* _Dataset listings of figures_:
──────────────────────────────

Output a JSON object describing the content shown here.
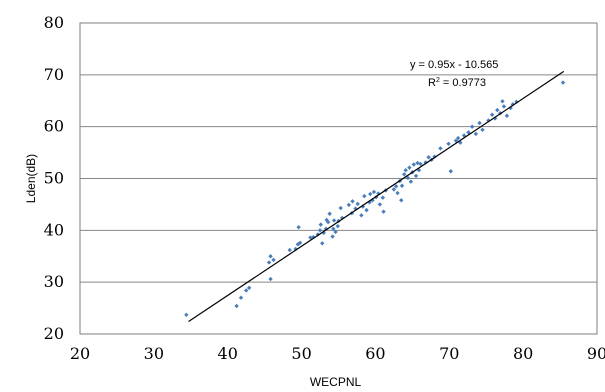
{
  "chart_data": {
    "type": "scatter",
    "title": "",
    "xlabel": "WECPNL",
    "ylabel": "Lden(dB)",
    "xlim": [
      20,
      90
    ],
    "ylim": [
      20,
      80
    ],
    "x_ticks": [
      20,
      30,
      40,
      50,
      60,
      70,
      80,
      90
    ],
    "y_ticks": [
      20,
      30,
      40,
      50,
      60,
      70,
      80
    ],
    "x_tick_labels": [
      "20",
      "30",
      "40",
      "50",
      "60",
      "70",
      "80",
      "90"
    ],
    "y_tick_labels": [
      "20",
      "30",
      "40",
      "50",
      "60",
      "70",
      "80"
    ],
    "grid": "horizontal",
    "marker_color": "#4a7ebb",
    "trendline": {
      "slope": 0.95,
      "intercept": -10.565,
      "x_range": [
        34.7,
        85.5
      ],
      "equation_label": "y = 0.95x - 10.565",
      "r2_label_prefix": "R",
      "r2_label_sup": "2",
      "r2_label_suffix": " = 0.9773"
    },
    "points": [
      [
        34.4,
        23.7
      ],
      [
        41.2,
        25.4
      ],
      [
        41.8,
        27.0
      ],
      [
        42.5,
        28.4
      ],
      [
        42.9,
        28.9
      ],
      [
        45.8,
        30.6
      ],
      [
        45.6,
        33.8
      ],
      [
        45.8,
        35.0
      ],
      [
        46.2,
        34.3
      ],
      [
        48.4,
        36.2
      ],
      [
        49.2,
        36.4
      ],
      [
        49.5,
        37.3
      ],
      [
        49.8,
        37.6
      ],
      [
        49.6,
        40.6
      ],
      [
        51.2,
        38.6
      ],
      [
        51.6,
        38.7
      ],
      [
        52.2,
        39.2
      ],
      [
        52.5,
        40.0
      ],
      [
        52.8,
        37.5
      ],
      [
        52.6,
        41.1
      ],
      [
        53.0,
        39.5
      ],
      [
        53.3,
        40.3
      ],
      [
        53.4,
        42.0
      ],
      [
        53.6,
        41.6
      ],
      [
        53.8,
        43.2
      ],
      [
        54.2,
        38.8
      ],
      [
        54.3,
        40.3
      ],
      [
        54.4,
        41.9
      ],
      [
        54.6,
        39.7
      ],
      [
        54.9,
        40.8
      ],
      [
        55.0,
        41.8
      ],
      [
        55.5,
        42.4
      ],
      [
        55.3,
        44.3
      ],
      [
        56.4,
        44.9
      ],
      [
        56.8,
        43.3
      ],
      [
        56.9,
        45.6
      ],
      [
        57.3,
        44.2
      ],
      [
        57.6,
        45.1
      ],
      [
        58.1,
        42.9
      ],
      [
        58.3,
        44.6
      ],
      [
        58.5,
        46.6
      ],
      [
        58.8,
        43.9
      ],
      [
        59.2,
        45.4
      ],
      [
        59.3,
        47.0
      ],
      [
        59.6,
        45.8
      ],
      [
        59.8,
        47.4
      ],
      [
        60.1,
        46.4
      ],
      [
        60.4,
        47.1
      ],
      [
        60.6,
        45.0
      ],
      [
        61.0,
        46.3
      ],
      [
        61.1,
        43.6
      ],
      [
        61.4,
        47.7
      ],
      [
        62.5,
        47.9
      ],
      [
        62.8,
        48.5
      ],
      [
        63.0,
        47.2
      ],
      [
        63.3,
        49.5
      ],
      [
        63.5,
        45.8
      ],
      [
        63.6,
        48.6
      ],
      [
        63.9,
        50.8
      ],
      [
        64.1,
        51.6
      ],
      [
        64.4,
        50.1
      ],
      [
        64.6,
        52.1
      ],
      [
        64.8,
        49.4
      ],
      [
        65.0,
        51.2
      ],
      [
        65.2,
        52.7
      ],
      [
        65.5,
        50.5
      ],
      [
        65.7,
        53.0
      ],
      [
        65.9,
        51.6
      ],
      [
        66.1,
        52.8
      ],
      [
        66.8,
        53.1
      ],
      [
        67.2,
        54.1
      ],
      [
        67.6,
        53.6
      ],
      [
        68.0,
        54.2
      ],
      [
        68.8,
        55.8
      ],
      [
        69.9,
        56.7
      ],
      [
        70.2,
        51.4
      ],
      [
        70.9,
        57.3
      ],
      [
        71.2,
        57.8
      ],
      [
        71.5,
        56.9
      ],
      [
        72.0,
        58.3
      ],
      [
        72.6,
        58.9
      ],
      [
        73.1,
        60.0
      ],
      [
        73.6,
        58.6
      ],
      [
        74.1,
        60.7
      ],
      [
        74.5,
        59.4
      ],
      [
        75.3,
        61.2
      ],
      [
        75.8,
        62.3
      ],
      [
        76.2,
        61.6
      ],
      [
        76.5,
        63.2
      ],
      [
        76.9,
        62.6
      ],
      [
        77.2,
        64.9
      ],
      [
        77.4,
        63.9
      ],
      [
        77.8,
        62.1
      ],
      [
        78.3,
        63.6
      ],
      [
        78.6,
        64.3
      ],
      [
        79.1,
        64.8
      ],
      [
        85.4,
        68.5
      ]
    ]
  }
}
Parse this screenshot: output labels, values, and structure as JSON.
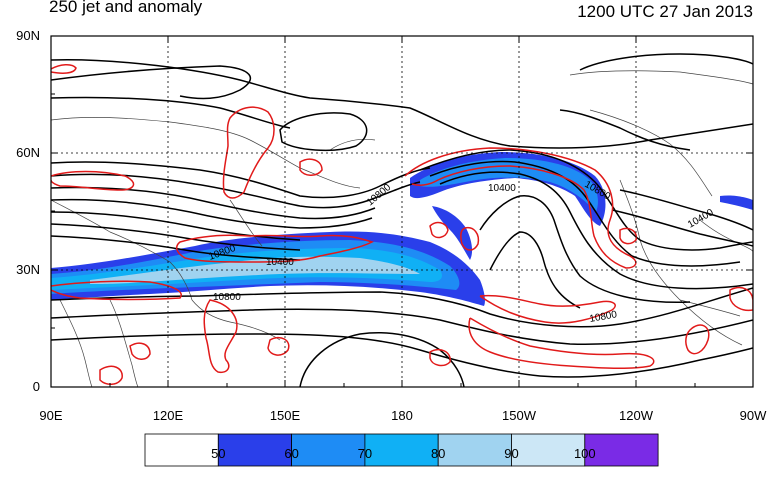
{
  "title_left": "250 jet and anomaly",
  "title_right": "1200 UTC 27 Jan 2013",
  "lat_labels": [
    "90N",
    "60N",
    "30N",
    "0"
  ],
  "lon_labels": [
    "90E",
    "120E",
    "150E",
    "180",
    "150W",
    "120W",
    "90W"
  ],
  "contour_labels": [
    "10800",
    "10400",
    "10800",
    "10800",
    "10400",
    "10800",
    "10400",
    "10800"
  ],
  "colorbar": {
    "tick_labels": [
      "50",
      "60",
      "70",
      "80",
      "90",
      "100"
    ],
    "colors": [
      "#ffffff",
      "#2a3fea",
      "#1e8cf5",
      "#10b0f5",
      "#a0d3f0",
      "#cce7f6",
      "#7a2be6"
    ]
  },
  "style": {
    "height_contour_color": "#000000",
    "anomaly_contour_color": "#e11a1a",
    "coastline_color": "#444444"
  }
}
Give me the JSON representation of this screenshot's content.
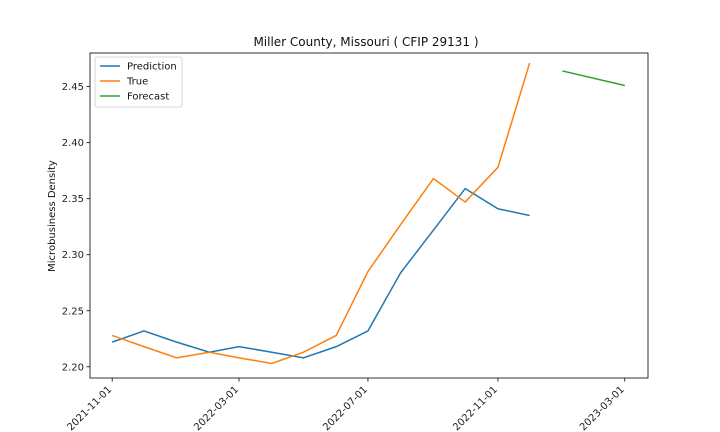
{
  "chart_data": {
    "type": "line",
    "title": "Miller County, Missouri ( CFIP 29131 )",
    "xlabel": "",
    "ylabel": "Microbusiness Density",
    "x_axis_type": "date",
    "xlim": [
      "2021-10-11",
      "2023-03-23"
    ],
    "ylim": [
      2.19,
      2.48
    ],
    "x_ticks": [
      "2021-11-01",
      "2022-03-01",
      "2022-07-01",
      "2022-11-01",
      "2023-03-01"
    ],
    "y_ticks": [
      2.2,
      2.25,
      2.3,
      2.35,
      2.4,
      2.45
    ],
    "grid": false,
    "legend_position": "top-left",
    "series": [
      {
        "name": "Prediction",
        "color": "#1f77b4",
        "x": [
          "2021-11-01",
          "2021-12-01",
          "2022-01-01",
          "2022-02-01",
          "2022-03-01",
          "2022-04-01",
          "2022-05-01",
          "2022-06-01",
          "2022-07-01",
          "2022-08-01",
          "2022-09-01",
          "2022-10-01",
          "2022-11-01",
          "2022-12-01"
        ],
        "y": [
          2.222,
          2.232,
          2.222,
          2.213,
          2.218,
          2.213,
          2.208,
          2.218,
          2.232,
          2.284,
          2.322,
          2.359,
          2.341,
          2.335
        ]
      },
      {
        "name": "True",
        "color": "#ff7f0e",
        "x": [
          "2021-11-01",
          "2021-12-01",
          "2022-01-01",
          "2022-02-01",
          "2022-03-01",
          "2022-04-01",
          "2022-05-01",
          "2022-06-01",
          "2022-07-01",
          "2022-08-01",
          "2022-09-01",
          "2022-10-01",
          "2022-11-01",
          "2022-12-01"
        ],
        "y": [
          2.228,
          2.218,
          2.208,
          2.213,
          2.208,
          2.203,
          2.213,
          2.228,
          2.285,
          2.327,
          2.368,
          2.347,
          2.378,
          2.471
        ]
      },
      {
        "name": "Forecast",
        "color": "#2ca02c",
        "x": [
          "2023-01-01",
          "2023-03-01"
        ],
        "y": [
          2.464,
          2.451
        ]
      }
    ]
  }
}
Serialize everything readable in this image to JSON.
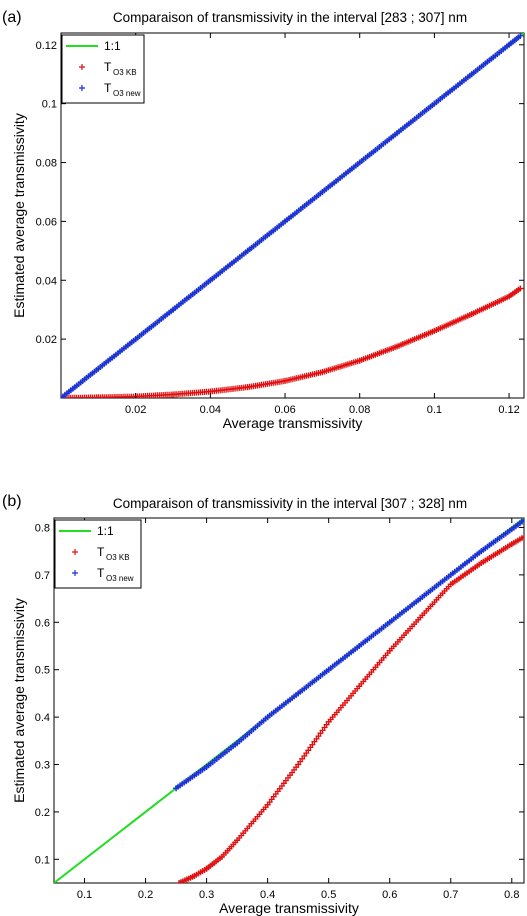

──────────────────────────────

* _WHAT YOU NEED TO DO_: Scan the entries above for the word "screenshot" and collect each line holding it.

* _WRITTEN REPLY_:
Parse this screenshot: output labels, values, and structure as JSON.
Give me the JSON representation of this screenshot's content.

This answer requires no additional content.